_Your instructions_
Repeat the records below exactly, leaving out every picture.

_Dataset extract_
[Start]

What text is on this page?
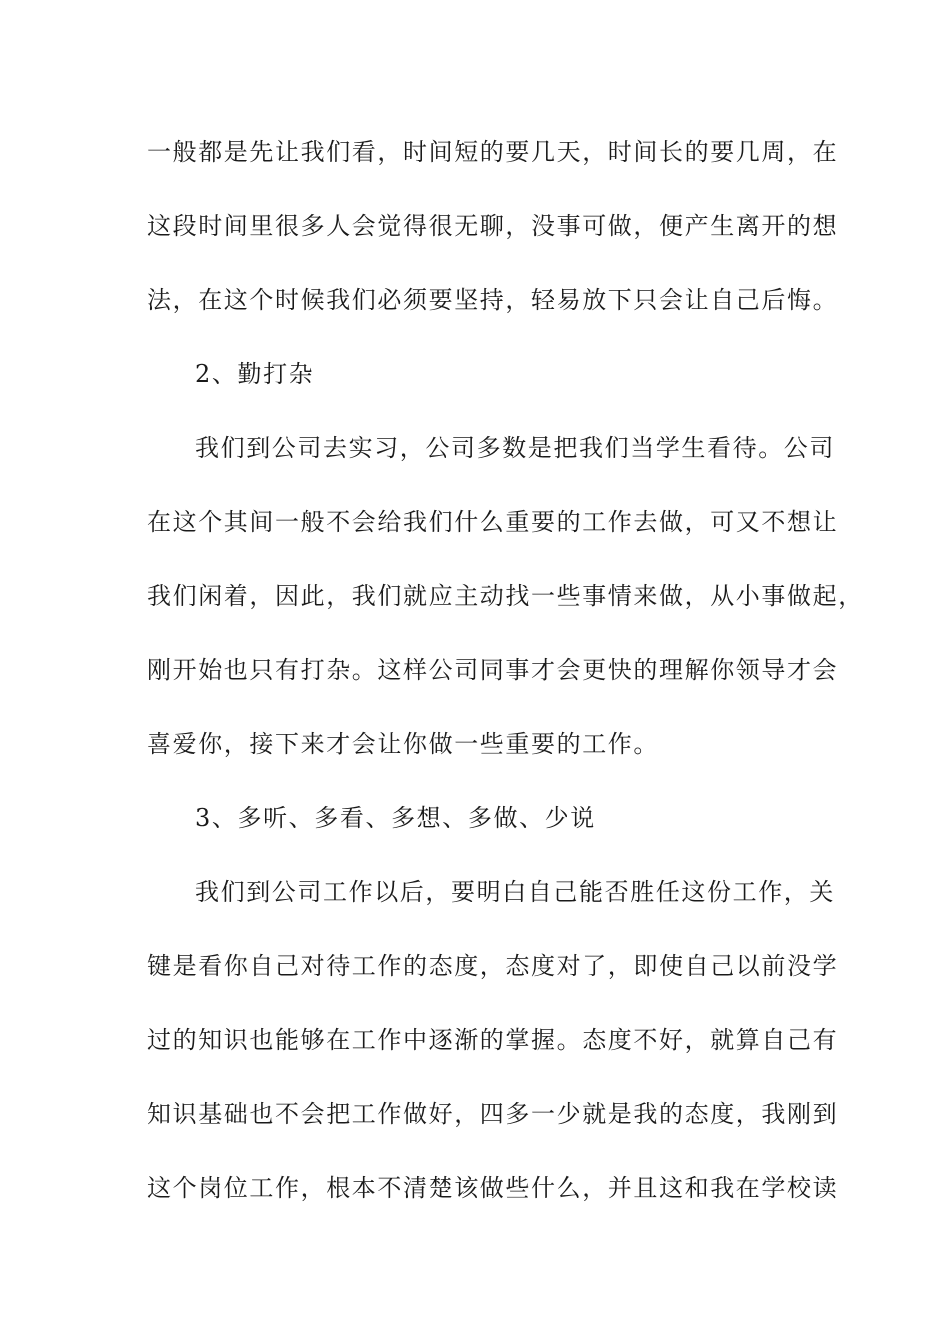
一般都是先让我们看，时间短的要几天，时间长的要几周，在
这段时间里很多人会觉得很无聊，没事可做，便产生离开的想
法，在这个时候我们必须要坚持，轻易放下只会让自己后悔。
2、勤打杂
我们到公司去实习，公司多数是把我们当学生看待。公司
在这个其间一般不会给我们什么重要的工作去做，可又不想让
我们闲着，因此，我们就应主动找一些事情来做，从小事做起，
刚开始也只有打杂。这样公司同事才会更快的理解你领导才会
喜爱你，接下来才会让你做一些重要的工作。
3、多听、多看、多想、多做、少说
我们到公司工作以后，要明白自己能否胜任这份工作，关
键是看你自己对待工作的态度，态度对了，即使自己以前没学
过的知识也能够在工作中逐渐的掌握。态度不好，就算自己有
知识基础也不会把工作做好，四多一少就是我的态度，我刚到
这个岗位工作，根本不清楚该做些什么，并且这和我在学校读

[End]

_Full output_
What text is on this page?
一般都是先让我们看，时间短的要几天，时间长的要几周，在
这段时间里很多人会觉得很无聊，没事可做，便产生离开的想
法，在这个时候我们必须要坚持，轻易放下只会让自己后悔。
2、勤打杂
我们到公司去实习，公司多数是把我们当学生看待。公司
在这个其间一般不会给我们什么重要的工作去做，可又不想让
我们闲着，因此，我们就应主动找一些事情来做，从小事做起，
刚开始也只有打杂。这样公司同事才会更快的理解你领导才会
喜爱你，接下来才会让你做一些重要的工作。
3、多听、多看、多想、多做、少说
我们到公司工作以后，要明白自己能否胜任这份工作，关
键是看你自己对待工作的态度，态度对了，即使自己以前没学
过的知识也能够在工作中逐渐的掌握。态度不好，就算自己有
知识基础也不会把工作做好，四多一少就是我的态度，我刚到
这个岗位工作，根本不清楚该做些什么，并且这和我在学校读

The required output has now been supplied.